Entries provided =>
• • • • •

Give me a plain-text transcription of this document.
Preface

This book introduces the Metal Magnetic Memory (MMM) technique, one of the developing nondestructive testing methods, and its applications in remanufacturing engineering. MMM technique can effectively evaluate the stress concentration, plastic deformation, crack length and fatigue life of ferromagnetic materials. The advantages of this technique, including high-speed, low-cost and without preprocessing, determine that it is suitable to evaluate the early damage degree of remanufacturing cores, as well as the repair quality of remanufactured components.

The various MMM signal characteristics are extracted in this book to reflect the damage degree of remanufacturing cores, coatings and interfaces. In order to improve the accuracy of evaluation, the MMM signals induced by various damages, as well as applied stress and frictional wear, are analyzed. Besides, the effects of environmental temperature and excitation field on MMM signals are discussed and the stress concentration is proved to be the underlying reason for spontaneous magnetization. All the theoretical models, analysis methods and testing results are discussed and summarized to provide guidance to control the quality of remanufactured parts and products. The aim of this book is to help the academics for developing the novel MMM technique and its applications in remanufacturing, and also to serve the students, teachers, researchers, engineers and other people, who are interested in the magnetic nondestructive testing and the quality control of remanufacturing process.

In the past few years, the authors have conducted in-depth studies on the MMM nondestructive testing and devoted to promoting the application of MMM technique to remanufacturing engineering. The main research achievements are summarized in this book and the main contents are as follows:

• • • • •

Write out every line from the entries where "stress" appears.

This book introduces the Metal Magnetic Memory (MMM) technique, one of the developing nondestructive testing methods, and its applications in remanufacturing engineering. MMM technique can effectively evaluate the stress concentration, plastic deformation, crack length and fatigue life of ferromagnetic materials. The advantages of this technique, including high-speed, low-cost and without preprocessing, determine that it is suitable to evaluate the early damage degree of remanufacturing cores, as well as the repair quality of remanufactured components.
The various MMM signal characteristics are extracted in this book to reflect the damage degree of remanufacturing cores, coatings and interfaces. In order to improve the accuracy of evaluation, the MMM signals induced by various damages, as well as applied stress and frictional wear, are analyzed. Besides, the effects of environmental temperature and excitation field on MMM signals are discussed and the stress concentration is proved to be the underlying reason for spontaneous magnetization. All the theoretical models, analysis methods and testing results are discussed and summarized to provide guidance to control the quality of remanufactured parts and products. The aim of this book is to help the academics for developing the novel MMM technique and its applications in remanufacturing, and also to serve the students, teachers, researchers, engineers and other people, who are interested in the magnetic nondestructive testing and the quality control of remanufacturing process.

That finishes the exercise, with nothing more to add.